**EXERCISE AIM**: Copy out all the lines exactly. Omit pictures.
>>>
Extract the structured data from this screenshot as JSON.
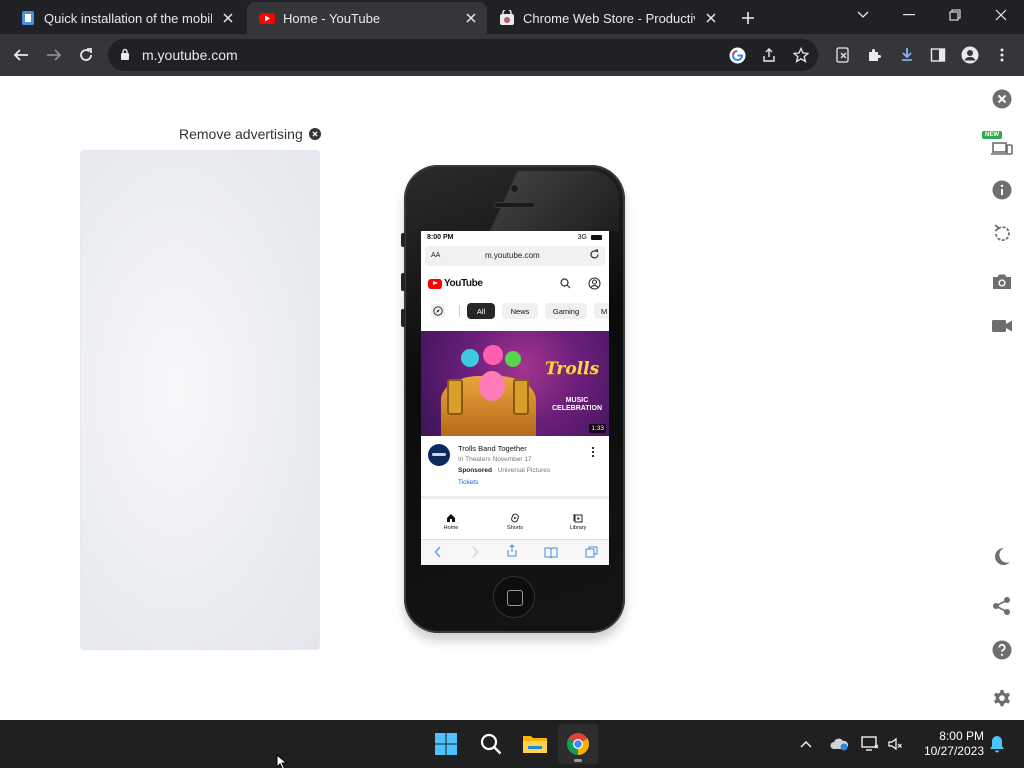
{
  "browser": {
    "tabs": [
      {
        "title": "Quick installation of the mobile em",
        "favicon": "doc-icon"
      },
      {
        "title": "Home - YouTube",
        "favicon": "youtube-icon",
        "active": true
      },
      {
        "title": "Chrome Web Store - Productivity",
        "favicon": "webstore-icon"
      }
    ],
    "url": "m.youtube.com"
  },
  "page": {
    "remove_ad_label": "Remove advertising",
    "new_badge": "NEW"
  },
  "phone": {
    "status_time": "8:00 PM",
    "status_network": "3G",
    "address_aa": "AA",
    "address_url": "m.youtube.com",
    "yt_logo_text": "YouTube",
    "chips": [
      "All",
      "News",
      "Gaming",
      "M"
    ],
    "video": {
      "brand": "Trolls",
      "subtitle": "MUSIC CELEBRATION",
      "duration": "1:33",
      "title": "Trolls Band Together",
      "line1": "In Theaters November 17",
      "sponsored": "Sponsored",
      "advertiser": " · Universal Pictures",
      "cta": "Tickets"
    },
    "bottom_nav": [
      "Home",
      "Shorts",
      "Library"
    ]
  },
  "taskbar": {
    "time": "8:00 PM",
    "date": "10/27/2023"
  },
  "colors": {
    "chrome_dark": "#202124",
    "chrome_toolbar": "#35363a",
    "youtube_red": "#ff0000",
    "taskbar": "#202020"
  }
}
<<<
**REPLY**:
Extract the structured data from this screenshot as JSON.
{
  "browser": {
    "tabs": [
      {
        "title": "Quick installation of the mobile em",
        "favicon": "doc-icon"
      },
      {
        "title": "Home - YouTube",
        "favicon": "youtube-icon",
        "active": true
      },
      {
        "title": "Chrome Web Store - Productivity",
        "favicon": "webstore-icon"
      }
    ],
    "url": "m.youtube.com"
  },
  "page": {
    "remove_ad_label": "Remove advertising",
    "new_badge": "NEW"
  },
  "phone": {
    "status_time": "8:00 PM",
    "status_network": "3G",
    "address_aa": "AA",
    "address_url": "m.youtube.com",
    "yt_logo_text": "YouTube",
    "chips": [
      "All",
      "News",
      "Gaming",
      "M"
    ],
    "video": {
      "brand": "Trolls",
      "subtitle": "MUSIC CELEBRATION",
      "duration": "1:33",
      "title": "Trolls Band Together",
      "line1": "In Theaters November 17",
      "sponsored": "Sponsored",
      "advertiser": " · Universal Pictures",
      "cta": "Tickets"
    },
    "bottom_nav": [
      "Home",
      "Shorts",
      "Library"
    ]
  },
  "taskbar": {
    "time": "8:00 PM",
    "date": "10/27/2023"
  },
  "colors": {
    "chrome_dark": "#202124",
    "chrome_toolbar": "#35363a",
    "youtube_red": "#ff0000",
    "taskbar": "#202020"
  }
}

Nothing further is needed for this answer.